====== Recorded data ======

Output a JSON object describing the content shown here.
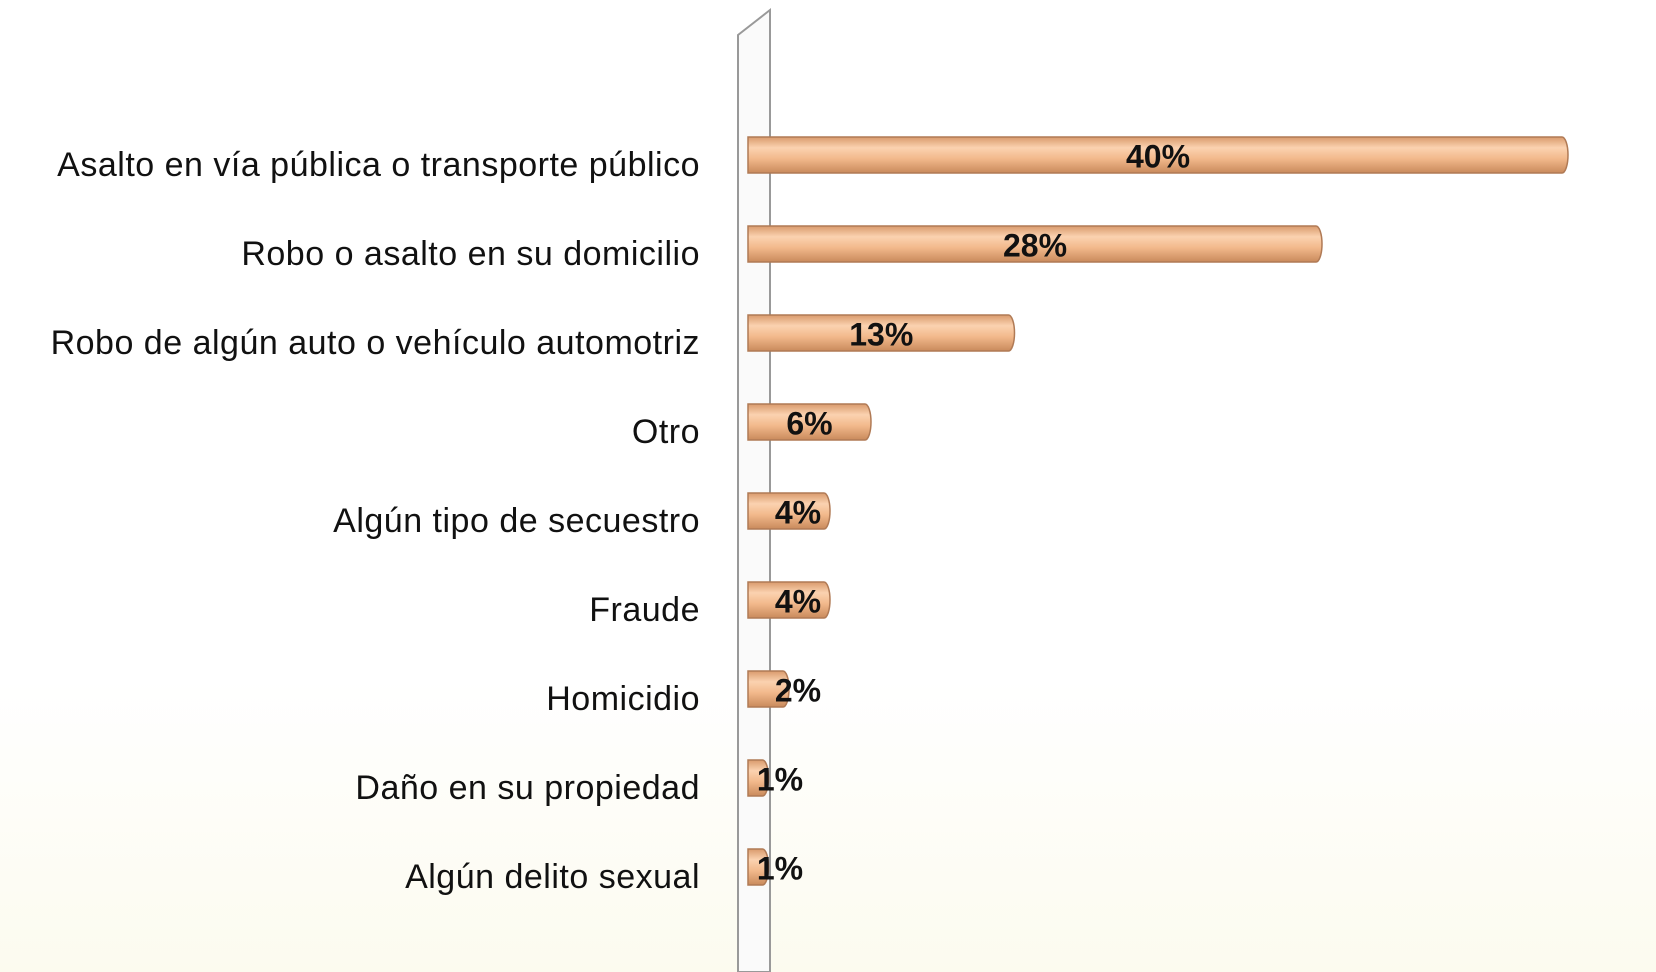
{
  "chart_data": {
    "type": "bar",
    "orientation": "horizontal",
    "categories": [
      "Asalto en vía pública o transporte público",
      "Robo o asalto en su domicilio",
      "Robo de algún auto o vehículo automotriz",
      "Otro",
      "Algún tipo de secuestro",
      "Fraude",
      "Homicidio",
      "Daño en su propiedad",
      "Algún delito sexual"
    ],
    "values": [
      40,
      28,
      13,
      6,
      4,
      4,
      2,
      1,
      1
    ],
    "value_labels": [
      "40%",
      "28%",
      "13%",
      "6%",
      "4%",
      "4%",
      "2%",
      "1%",
      "1%"
    ],
    "color": "#f2b98c"
  }
}
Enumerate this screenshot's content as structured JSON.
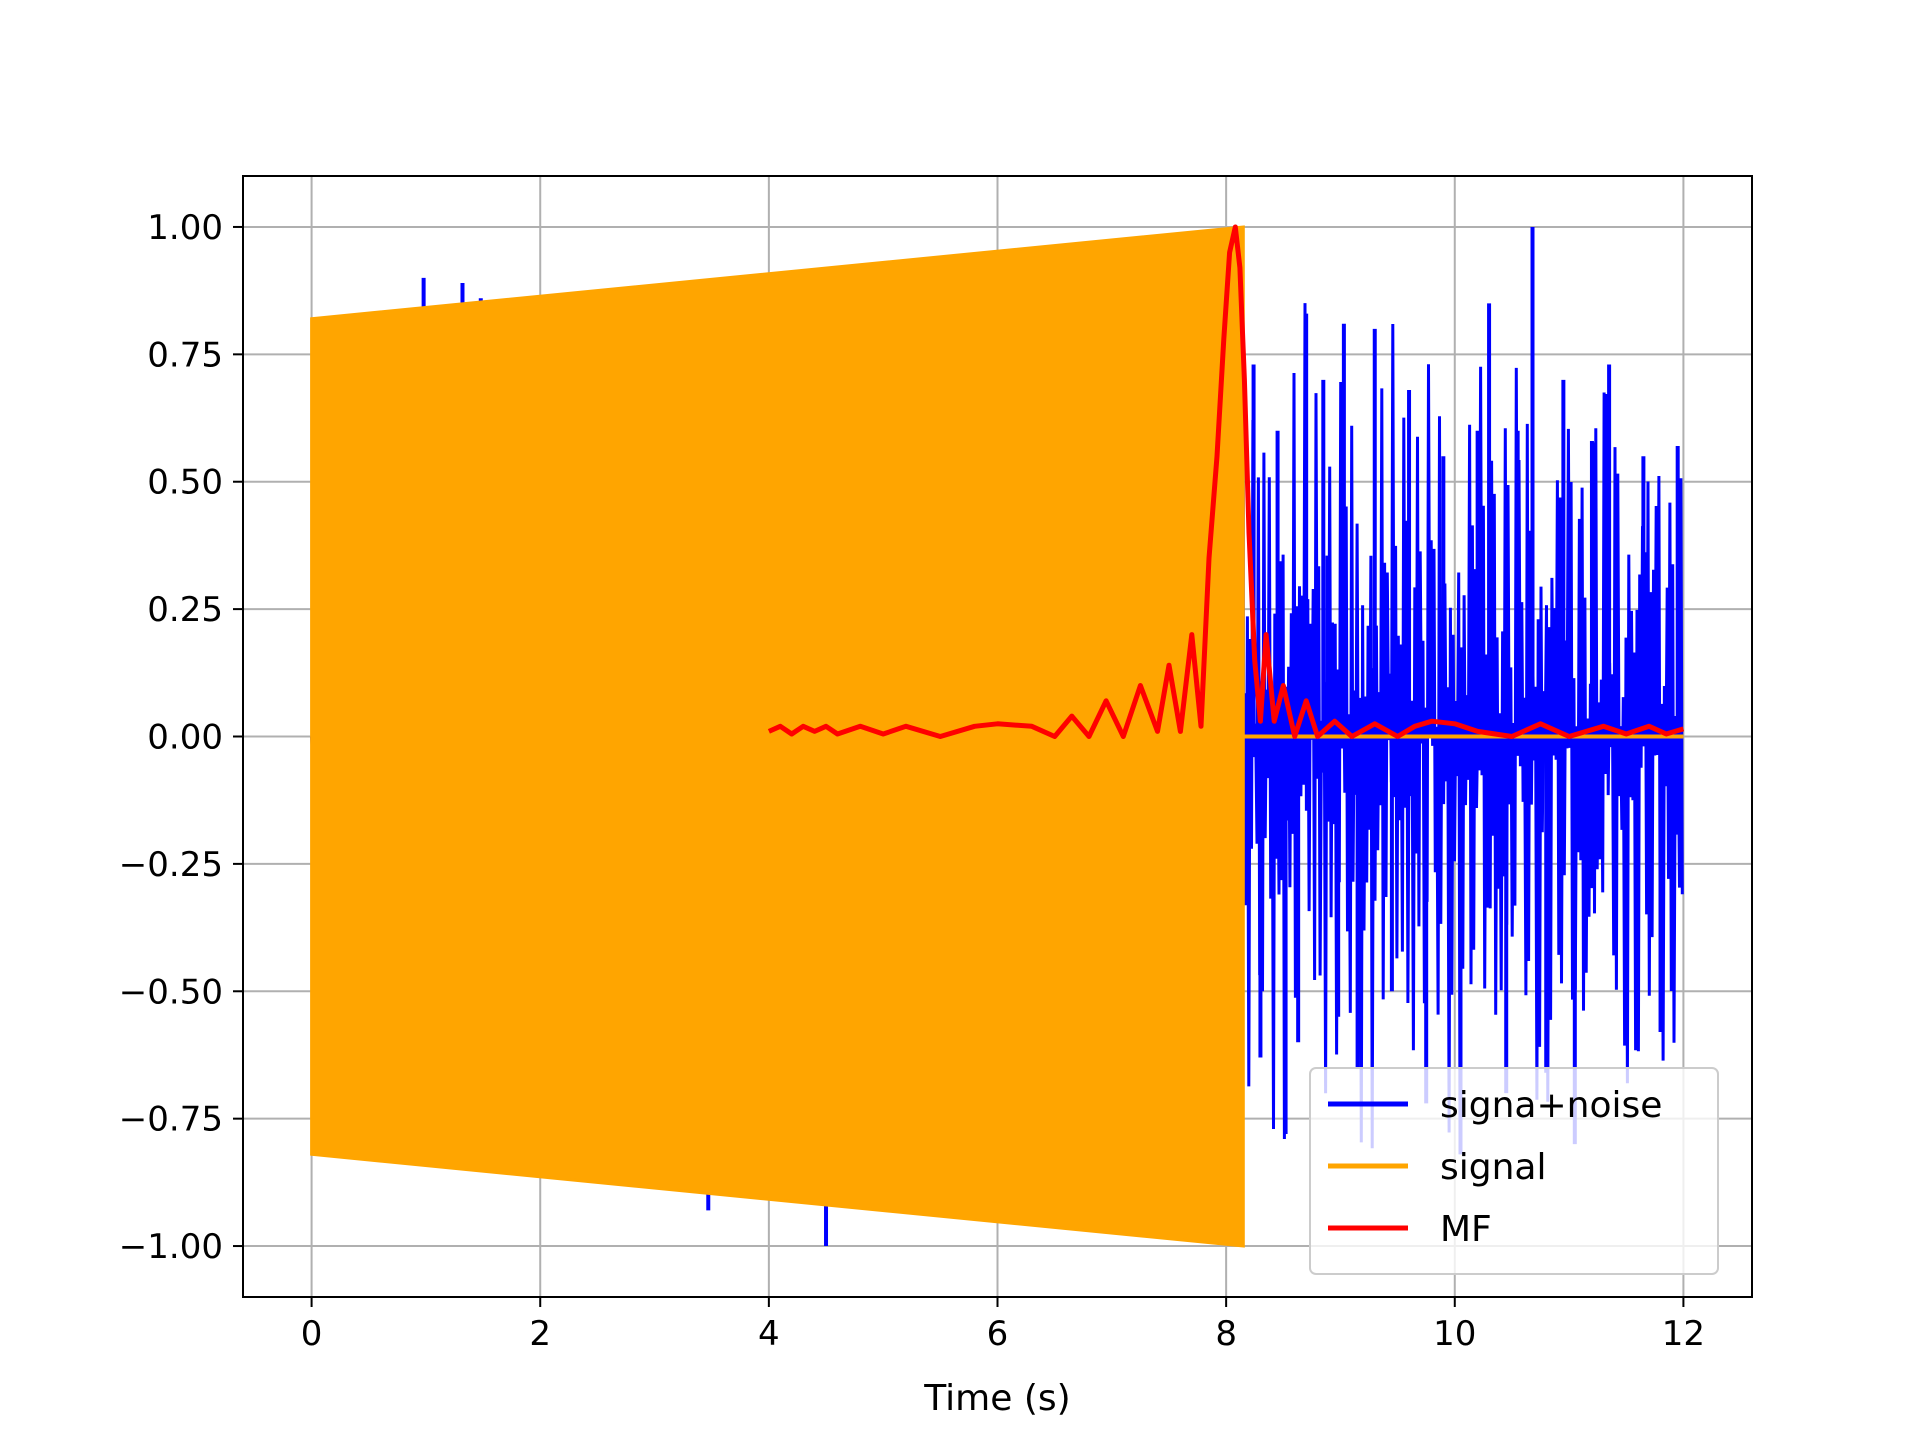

======

--- Goal ---
Leave out the pictures and output every record above precisely as given.

--- Correct response ---
Output a JSON object describing the content shown here.
{
  "chart_data": {
    "type": "bar",
    "orientation": "horizontal",
    "categories": [
      "Asalto en vía pública o transporte público",
      "Robo o asalto en su domicilio",
      "Robo de algún auto o vehículo automotriz",
      "Otro",
      "Algún tipo de secuestro",
      "Fraude",
      "Homicidio",
      "Daño en su propiedad",
      "Algún delito sexual"
    ],
    "values": [
      40,
      28,
      13,
      6,
      4,
      4,
      2,
      1,
      1
    ],
    "value_labels": [
      "40%",
      "28%",
      "13%",
      "6%",
      "4%",
      "4%",
      "2%",
      "1%",
      "1%"
    ],
    "color": "#f2b98c"
  }
}
Enumerate this screenshot's content as structured JSON.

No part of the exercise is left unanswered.